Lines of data
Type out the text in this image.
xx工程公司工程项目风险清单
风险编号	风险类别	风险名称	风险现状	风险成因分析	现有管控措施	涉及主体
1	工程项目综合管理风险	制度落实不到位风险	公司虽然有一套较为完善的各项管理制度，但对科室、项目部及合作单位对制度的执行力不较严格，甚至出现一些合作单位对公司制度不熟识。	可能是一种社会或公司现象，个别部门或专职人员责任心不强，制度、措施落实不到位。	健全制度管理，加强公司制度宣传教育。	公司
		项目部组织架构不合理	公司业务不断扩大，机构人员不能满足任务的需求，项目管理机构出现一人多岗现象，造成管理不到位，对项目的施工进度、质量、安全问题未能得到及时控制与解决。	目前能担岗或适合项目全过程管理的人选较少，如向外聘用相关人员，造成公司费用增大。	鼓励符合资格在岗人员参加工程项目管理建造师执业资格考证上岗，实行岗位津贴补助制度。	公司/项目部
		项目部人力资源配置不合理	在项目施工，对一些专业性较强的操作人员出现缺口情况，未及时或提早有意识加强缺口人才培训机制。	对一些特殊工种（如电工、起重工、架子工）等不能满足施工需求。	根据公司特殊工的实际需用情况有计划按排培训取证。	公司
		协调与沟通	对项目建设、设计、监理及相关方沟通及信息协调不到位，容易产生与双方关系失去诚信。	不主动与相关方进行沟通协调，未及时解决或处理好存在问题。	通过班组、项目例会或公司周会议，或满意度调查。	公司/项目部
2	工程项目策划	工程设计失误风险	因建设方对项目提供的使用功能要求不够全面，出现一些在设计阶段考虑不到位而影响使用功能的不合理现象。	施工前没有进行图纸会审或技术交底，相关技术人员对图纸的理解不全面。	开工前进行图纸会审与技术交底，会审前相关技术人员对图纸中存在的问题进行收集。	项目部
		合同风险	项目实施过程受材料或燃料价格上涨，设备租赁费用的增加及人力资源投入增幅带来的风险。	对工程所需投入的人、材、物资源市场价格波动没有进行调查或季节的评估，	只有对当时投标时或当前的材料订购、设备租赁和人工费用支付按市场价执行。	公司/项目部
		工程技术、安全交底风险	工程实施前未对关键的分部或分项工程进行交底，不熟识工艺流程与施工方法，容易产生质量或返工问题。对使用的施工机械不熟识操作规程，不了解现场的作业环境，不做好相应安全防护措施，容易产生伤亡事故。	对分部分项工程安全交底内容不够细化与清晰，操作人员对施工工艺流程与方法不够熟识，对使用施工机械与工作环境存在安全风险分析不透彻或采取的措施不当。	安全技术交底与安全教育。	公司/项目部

Brief: Show the data once more, exactly as it was written.

Output for this task:
Type out the text in this image.
xx工程公司工程项目风险清单
风险编号	风险类别	风险名称	风险现状	风险成因分析	现有管控措施	涉及主体
1	工程项目综合管理风险	制度落实不到位风险	公司虽然有一套较为完善的各项管理制度，但对科室、项目部及合作单位对制度的执行力不较严格，甚至出现一些合作单位对公司制度不熟识。	可能是一种社会或公司现象，个别部门或专职人员责任心不强，制度、措施落实不到位。	健全制度管理，加强公司制度宣传教育。	公司
		项目部组织架构不合理	公司业务不断扩大，机构人员不能满足任务的需求，项目管理机构出现一人多岗现象，造成管理不到位，对项目的施工进度、质量、安全问题未能得到及时控制与解决。	目前能担岗或适合项目全过程管理的人选较少，如向外聘用相关人员，造成公司费用增大。	鼓励符合资格在岗人员参加工程项目管理建造师执业资格考证上岗，实行岗位津贴补助制度。	公司/项目部
		项目部人力资源配置不合理	在项目施工，对一些专业性较强的操作人员出现缺口情况，未及时或提早有意识加强缺口人才培训机制。	对一些特殊工种（如电工、起重工、架子工）等不能满足施工需求。	根据公司特殊工的实际需用情况有计划按排培训取证。	公司
		协调与沟通	对项目建设、设计、监理及相关方沟通及信息协调不到位，容易产生与双方关系失去诚信。	不主动与相关方进行沟通协调，未及时解决或处理好存在问题。	通过班组、项目例会或公司周会议，或满意度调查。	公司/项目部
2	工程项目策划	工程设计失误风险	因建设方对项目提供的使用功能要求不够全面，出现一些在设计阶段考虑不到位而影响使用功能的不合理现象。	施工前没有进行图纸会审或技术交底，相关技术人员对图纸的理解不全面。	开工前进行图纸会审与技术交底，会审前相关技术人员对图纸中存在的问题进行收集。	项目部
		合同风险	项目实施过程受材料或燃料价格上涨，设备租赁费用的增加及人力资源投入增幅带来的风险。	对工程所需投入的人、材、物资源市场价格波动没有进行调查或季节的评估，	只有对当时投标时或当前的材料订购、设备租赁和人工费用支付按市场价执行。	公司/项目部
		工程技术、安全交底风险	工程实施前未对关键的分部或分项工程进行交底，不熟识工艺流程与施工方法，容易产生质量或返工问题。对使用的施工机械不熟识操作规程，不了解现场的作业环境，不做好相应安全防护措施，容易产生伤亡事故。	对分部分项工程安全交底内容不够细化与清晰，操作人员对施工工艺流程与方法不够熟识，对使用施工机械与工作环境存在安全风险分析不透彻或采取的措施不当。	安全技术交底与安全教育。	公司/项目部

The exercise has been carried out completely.